• The request
The listing below is to be output in its exact form.

** start **

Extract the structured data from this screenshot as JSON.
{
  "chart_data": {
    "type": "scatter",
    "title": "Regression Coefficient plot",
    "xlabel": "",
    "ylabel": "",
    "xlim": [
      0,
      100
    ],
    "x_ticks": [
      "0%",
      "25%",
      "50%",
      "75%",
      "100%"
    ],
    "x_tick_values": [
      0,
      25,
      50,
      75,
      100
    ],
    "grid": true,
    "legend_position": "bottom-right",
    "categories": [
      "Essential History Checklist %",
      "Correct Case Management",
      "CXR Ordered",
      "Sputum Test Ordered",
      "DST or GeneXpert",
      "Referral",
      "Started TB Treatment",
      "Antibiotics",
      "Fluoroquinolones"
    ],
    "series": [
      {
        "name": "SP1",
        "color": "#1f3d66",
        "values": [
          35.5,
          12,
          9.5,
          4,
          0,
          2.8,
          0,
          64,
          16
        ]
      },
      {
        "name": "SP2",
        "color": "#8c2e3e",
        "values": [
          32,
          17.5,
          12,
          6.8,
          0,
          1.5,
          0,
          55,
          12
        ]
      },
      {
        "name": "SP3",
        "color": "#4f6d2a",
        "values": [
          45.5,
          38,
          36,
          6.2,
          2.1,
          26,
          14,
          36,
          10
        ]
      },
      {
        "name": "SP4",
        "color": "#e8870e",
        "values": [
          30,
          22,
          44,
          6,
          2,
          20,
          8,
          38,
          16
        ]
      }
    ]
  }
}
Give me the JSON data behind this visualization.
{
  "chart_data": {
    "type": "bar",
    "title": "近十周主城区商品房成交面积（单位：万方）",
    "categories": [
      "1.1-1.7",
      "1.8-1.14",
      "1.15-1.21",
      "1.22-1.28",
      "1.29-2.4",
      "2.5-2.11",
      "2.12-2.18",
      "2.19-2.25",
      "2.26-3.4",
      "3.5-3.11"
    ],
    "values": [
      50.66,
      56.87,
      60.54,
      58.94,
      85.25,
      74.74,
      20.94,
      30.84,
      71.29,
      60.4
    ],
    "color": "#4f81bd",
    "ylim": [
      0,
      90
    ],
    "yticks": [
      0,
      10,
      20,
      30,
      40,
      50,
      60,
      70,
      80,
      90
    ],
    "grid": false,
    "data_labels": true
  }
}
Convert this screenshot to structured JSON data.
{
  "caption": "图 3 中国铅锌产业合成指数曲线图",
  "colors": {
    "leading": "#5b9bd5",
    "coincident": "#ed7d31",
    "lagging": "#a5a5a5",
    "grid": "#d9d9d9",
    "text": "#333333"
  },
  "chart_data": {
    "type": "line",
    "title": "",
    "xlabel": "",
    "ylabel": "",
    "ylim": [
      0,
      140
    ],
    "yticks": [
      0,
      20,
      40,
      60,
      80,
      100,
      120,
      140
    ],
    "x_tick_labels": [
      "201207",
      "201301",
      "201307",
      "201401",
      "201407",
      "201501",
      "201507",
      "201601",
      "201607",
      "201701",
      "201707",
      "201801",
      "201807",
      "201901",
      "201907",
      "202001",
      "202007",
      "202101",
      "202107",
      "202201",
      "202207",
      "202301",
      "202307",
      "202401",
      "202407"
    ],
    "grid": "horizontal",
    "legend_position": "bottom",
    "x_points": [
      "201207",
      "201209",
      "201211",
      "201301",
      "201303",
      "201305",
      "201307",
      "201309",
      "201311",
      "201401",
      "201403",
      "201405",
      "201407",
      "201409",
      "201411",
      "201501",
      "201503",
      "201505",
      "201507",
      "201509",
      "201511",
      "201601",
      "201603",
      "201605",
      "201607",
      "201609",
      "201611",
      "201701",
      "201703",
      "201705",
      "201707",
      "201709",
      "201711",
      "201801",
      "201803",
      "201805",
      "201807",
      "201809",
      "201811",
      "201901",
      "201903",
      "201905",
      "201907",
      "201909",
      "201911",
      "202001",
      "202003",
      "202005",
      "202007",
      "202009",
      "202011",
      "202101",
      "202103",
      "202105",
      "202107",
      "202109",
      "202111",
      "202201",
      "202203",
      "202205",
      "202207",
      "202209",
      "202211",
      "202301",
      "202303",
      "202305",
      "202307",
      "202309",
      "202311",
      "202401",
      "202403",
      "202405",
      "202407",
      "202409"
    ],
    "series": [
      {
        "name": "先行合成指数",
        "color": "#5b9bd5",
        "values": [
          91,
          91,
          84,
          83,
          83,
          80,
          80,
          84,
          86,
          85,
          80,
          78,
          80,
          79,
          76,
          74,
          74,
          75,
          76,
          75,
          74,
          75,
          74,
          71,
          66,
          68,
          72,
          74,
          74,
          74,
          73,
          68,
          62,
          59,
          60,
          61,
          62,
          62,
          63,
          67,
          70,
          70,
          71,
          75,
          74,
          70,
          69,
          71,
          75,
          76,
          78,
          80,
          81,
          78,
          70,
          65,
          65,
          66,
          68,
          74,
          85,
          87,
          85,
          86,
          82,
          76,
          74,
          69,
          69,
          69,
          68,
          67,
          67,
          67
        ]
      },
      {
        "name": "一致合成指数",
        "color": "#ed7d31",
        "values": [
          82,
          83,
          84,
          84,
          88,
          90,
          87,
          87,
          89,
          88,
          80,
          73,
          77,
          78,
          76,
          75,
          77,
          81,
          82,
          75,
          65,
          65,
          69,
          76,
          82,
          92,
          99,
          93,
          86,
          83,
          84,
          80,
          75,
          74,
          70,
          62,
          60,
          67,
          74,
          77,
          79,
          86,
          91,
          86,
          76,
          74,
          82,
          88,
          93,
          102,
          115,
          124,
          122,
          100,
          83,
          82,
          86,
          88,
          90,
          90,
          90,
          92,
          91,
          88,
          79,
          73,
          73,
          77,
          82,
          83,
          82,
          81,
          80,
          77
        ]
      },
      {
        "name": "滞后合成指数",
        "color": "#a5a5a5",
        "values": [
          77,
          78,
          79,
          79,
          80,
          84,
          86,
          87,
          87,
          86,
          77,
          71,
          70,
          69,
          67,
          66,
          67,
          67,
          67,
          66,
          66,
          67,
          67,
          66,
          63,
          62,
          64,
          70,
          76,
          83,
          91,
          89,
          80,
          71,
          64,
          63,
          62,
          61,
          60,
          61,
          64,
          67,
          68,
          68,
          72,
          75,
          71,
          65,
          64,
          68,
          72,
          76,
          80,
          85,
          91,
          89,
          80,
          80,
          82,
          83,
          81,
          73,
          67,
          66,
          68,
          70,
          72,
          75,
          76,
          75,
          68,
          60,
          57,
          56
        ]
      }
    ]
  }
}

** end **

• Task result
Extract the structured data from this screenshot as JSON.
{
  "chart_data": {
    "type": "scatter",
    "title": "Regression Coefficient plot",
    "xlabel": "",
    "ylabel": "",
    "xlim": [
      0,
      100
    ],
    "x_ticks": [
      "0%",
      "25%",
      "50%",
      "75%",
      "100%"
    ],
    "x_tick_values": [
      0,
      25,
      50,
      75,
      100
    ],
    "grid": true,
    "legend_position": "bottom-right",
    "categories": [
      "Essential History Checklist %",
      "Correct Case Management",
      "CXR Ordered",
      "Sputum Test Ordered",
      "DST or GeneXpert",
      "Referral",
      "Started TB Treatment",
      "Antibiotics",
      "Fluoroquinolones"
    ],
    "series": [
      {
        "name": "SP1",
        "color": "#1f3d66",
        "values": [
          35.5,
          12,
          9.5,
          4,
          0,
          2.8,
          0,
          64,
          16
        ]
      },
      {
        "name": "SP2",
        "color": "#8c2e3e",
        "values": [
          32,
          17.5,
          12,
          6.8,
          0,
          1.5,
          0,
          55,
          12
        ]
      },
      {
        "name": "SP3",
        "color": "#4f6d2a",
        "values": [
          45.5,
          38,
          36,
          6.2,
          2.1,
          26,
          14,
          36,
          10
        ]
      },
      {
        "name": "SP4",
        "color": "#e8870e",
        "values": [
          30,
          22,
          44,
          6,
          2,
          20,
          8,
          38,
          16
        ]
      }
    ]
  }
}
Give me the JSON data behind this visualization.
{
  "chart_data": {
    "type": "bar",
    "title": "近十周主城区商品房成交面积（单位：万方）",
    "categories": [
      "1.1-1.7",
      "1.8-1.14",
      "1.15-1.21",
      "1.22-1.28",
      "1.29-2.4",
      "2.5-2.11",
      "2.12-2.18",
      "2.19-2.25",
      "2.26-3.4",
      "3.5-3.11"
    ],
    "values": [
      50.66,
      56.87,
      60.54,
      58.94,
      85.25,
      74.74,
      20.94,
      30.84,
      71.29,
      60.4
    ],
    "color": "#4f81bd",
    "ylim": [
      0,
      90
    ],
    "yticks": [
      0,
      10,
      20,
      30,
      40,
      50,
      60,
      70,
      80,
      90
    ],
    "grid": false,
    "data_labels": true
  }
}
Convert this screenshot to structured JSON data.
{
  "caption": "图 3 中国铅锌产业合成指数曲线图",
  "colors": {
    "leading": "#5b9bd5",
    "coincident": "#ed7d31",
    "lagging": "#a5a5a5",
    "grid": "#d9d9d9",
    "text": "#333333"
  },
  "chart_data": {
    "type": "line",
    "title": "",
    "xlabel": "",
    "ylabel": "",
    "ylim": [
      0,
      140
    ],
    "yticks": [
      0,
      20,
      40,
      60,
      80,
      100,
      120,
      140
    ],
    "x_tick_labels": [
      "201207",
      "201301",
      "201307",
      "201401",
      "201407",
      "201501",
      "201507",
      "201601",
      "201607",
      "201701",
      "201707",
      "201801",
      "201807",
      "201901",
      "201907",
      "202001",
      "202007",
      "202101",
      "202107",
      "202201",
      "202207",
      "202301",
      "202307",
      "202401",
      "202407"
    ],
    "grid": "horizontal",
    "legend_position": "bottom",
    "x_points": [
      "201207",
      "201209",
      "201211",
      "201301",
      "201303",
      "201305",
      "201307",
      "201309",
      "201311",
      "201401",
      "201403",
      "201405",
      "201407",
      "201409",
      "201411",
      "201501",
      "201503",
      "201505",
      "201507",
      "201509",
      "201511",
      "201601",
      "201603",
      "201605",
      "201607",
      "201609",
      "201611",
      "201701",
      "201703",
      "201705",
      "201707",
      "201709",
      "201711",
      "201801",
      "201803",
      "201805",
      "201807",
      "201809",
      "201811",
      "201901",
      "201903",
      "201905",
      "201907",
      "201909",
      "201911",
      "202001",
      "202003",
      "202005",
      "202007",
      "202009",
      "202011",
      "202101",
      "202103",
      "202105",
      "202107",
      "202109",
      "202111",
      "202201",
      "202203",
      "202205",
      "202207",
      "202209",
      "202211",
      "202301",
      "202303",
      "202305",
      "202307",
      "202309",
      "202311",
      "202401",
      "202403",
      "202405",
      "202407",
      "202409"
    ],
    "series": [
      {
        "name": "先行合成指数",
        "color": "#5b9bd5",
        "values": [
          91,
          91,
          84,
          83,
          83,
          80,
          80,
          84,
          86,
          85,
          80,
          78,
          80,
          79,
          76,
          74,
          74,
          75,
          76,
          75,
          74,
          75,
          74,
          71,
          66,
          68,
          72,
          74,
          74,
          74,
          73,
          68,
          62,
          59,
          60,
          61,
          62,
          62,
          63,
          67,
          70,
          70,
          71,
          75,
          74,
          70,
          69,
          71,
          75,
          76,
          78,
          80,
          81,
          78,
          70,
          65,
          65,
          66,
          68,
          74,
          85,
          87,
          85,
          86,
          82,
          76,
          74,
          69,
          69,
          69,
          68,
          67,
          67,
          67
        ]
      },
      {
        "name": "一致合成指数",
        "color": "#ed7d31",
        "values": [
          82,
          83,
          84,
          84,
          88,
          90,
          87,
          87,
          89,
          88,
          80,
          73,
          77,
          78,
          76,
          75,
          77,
          81,
          82,
          75,
          65,
          65,
          69,
          76,
          82,
          92,
          99,
          93,
          86,
          83,
          84,
          80,
          75,
          74,
          70,
          62,
          60,
          67,
          74,
          77,
          79,
          86,
          91,
          86,
          76,
          74,
          82,
          88,
          93,
          102,
          115,
          124,
          122,
          100,
          83,
          82,
          86,
          88,
          90,
          90,
          90,
          92,
          91,
          88,
          79,
          73,
          73,
          77,
          82,
          83,
          82,
          81,
          80,
          77
        ]
      },
      {
        "name": "滞后合成指数",
        "color": "#a5a5a5",
        "values": [
          77,
          78,
          79,
          79,
          80,
          84,
          86,
          87,
          87,
          86,
          77,
          71,
          70,
          69,
          67,
          66,
          67,
          67,
          67,
          66,
          66,
          67,
          67,
          66,
          63,
          62,
          64,
          70,
          76,
          83,
          91,
          89,
          80,
          71,
          64,
          63,
          62,
          61,
          60,
          61,
          64,
          67,
          68,
          68,
          72,
          75,
          71,
          65,
          64,
          68,
          72,
          76,
          80,
          85,
          91,
          89,
          80,
          80,
          82,
          83,
          81,
          73,
          67,
          66,
          68,
          70,
          72,
          75,
          76,
          75,
          68,
          60,
          57,
          56
        ]
      }
    ]
  }
}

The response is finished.